Exercise aim ▸
Check each line below for the word "Morfologia", and copy those that have it.

Supplied data ▸
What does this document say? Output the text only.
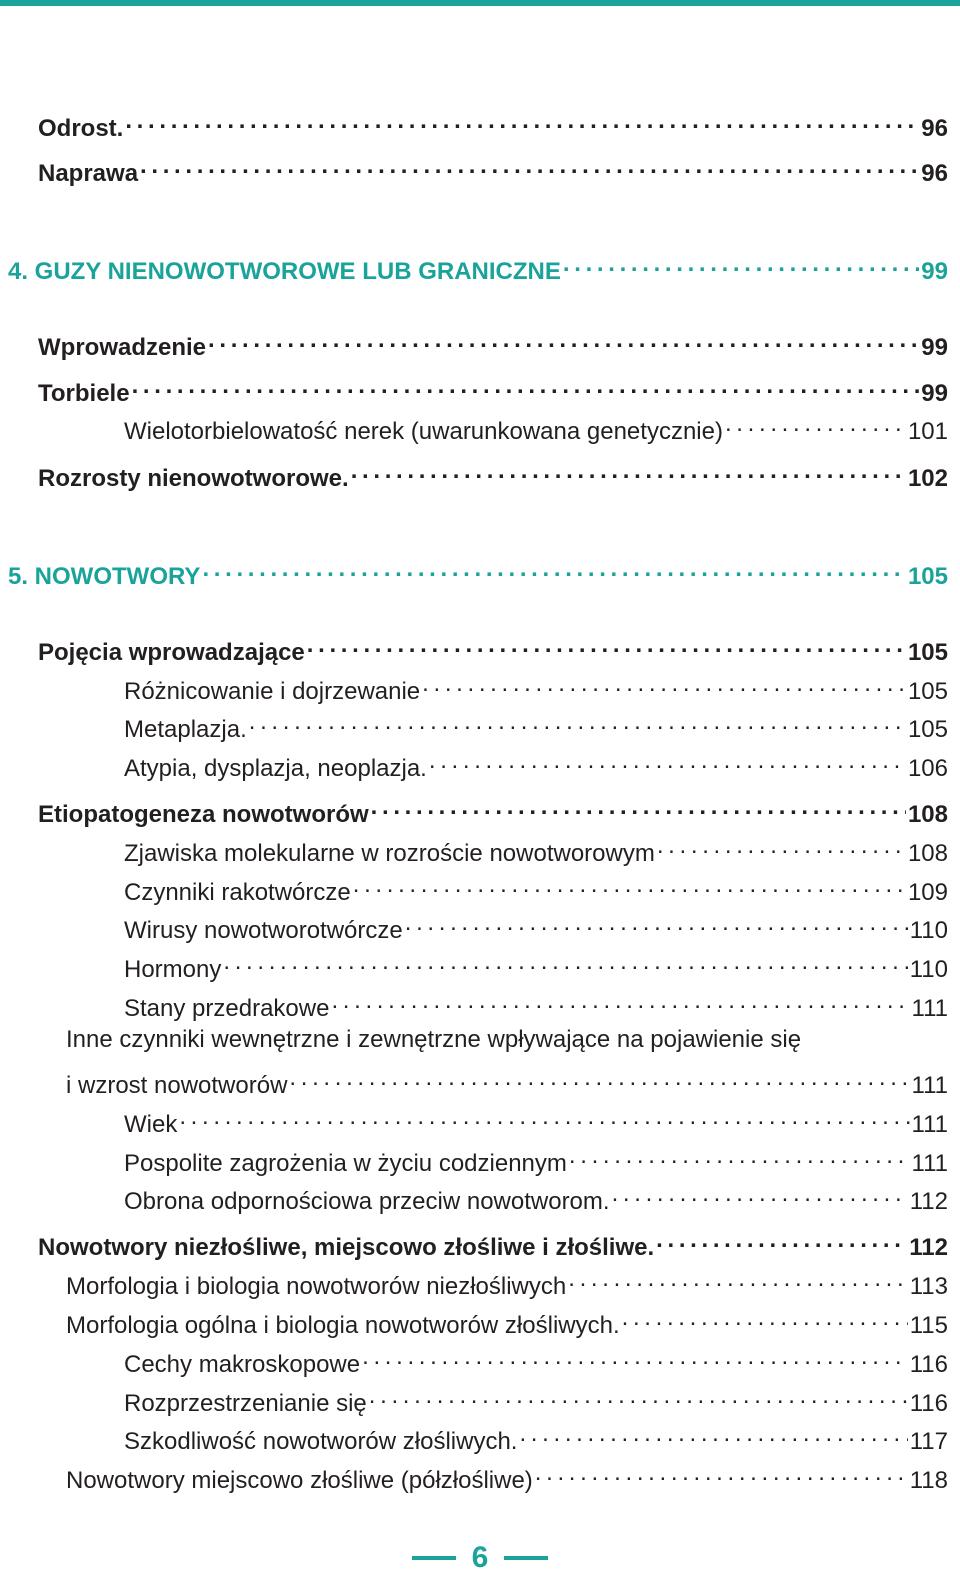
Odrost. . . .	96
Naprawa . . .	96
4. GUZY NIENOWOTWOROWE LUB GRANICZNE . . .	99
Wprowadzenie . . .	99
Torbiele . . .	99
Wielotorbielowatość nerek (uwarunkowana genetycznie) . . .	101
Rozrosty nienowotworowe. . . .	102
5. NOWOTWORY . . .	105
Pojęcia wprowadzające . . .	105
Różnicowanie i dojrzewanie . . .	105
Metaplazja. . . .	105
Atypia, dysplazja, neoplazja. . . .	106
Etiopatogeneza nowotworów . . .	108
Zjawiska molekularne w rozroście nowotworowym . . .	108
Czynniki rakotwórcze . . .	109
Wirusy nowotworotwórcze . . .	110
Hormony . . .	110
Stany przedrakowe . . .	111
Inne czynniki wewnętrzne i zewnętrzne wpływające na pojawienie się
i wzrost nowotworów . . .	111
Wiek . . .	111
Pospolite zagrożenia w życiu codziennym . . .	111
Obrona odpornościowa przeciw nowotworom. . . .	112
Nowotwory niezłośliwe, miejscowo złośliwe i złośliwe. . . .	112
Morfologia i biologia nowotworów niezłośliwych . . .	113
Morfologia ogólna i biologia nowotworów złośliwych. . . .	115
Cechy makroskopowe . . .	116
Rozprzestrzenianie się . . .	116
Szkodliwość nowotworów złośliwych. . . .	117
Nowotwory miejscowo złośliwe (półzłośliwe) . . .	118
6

Response below ▸
Morfologia i biologia nowotworów niezłośliwych . . .	113
Morfologia ogólna i biologia nowotworów złośliwych. . . .	115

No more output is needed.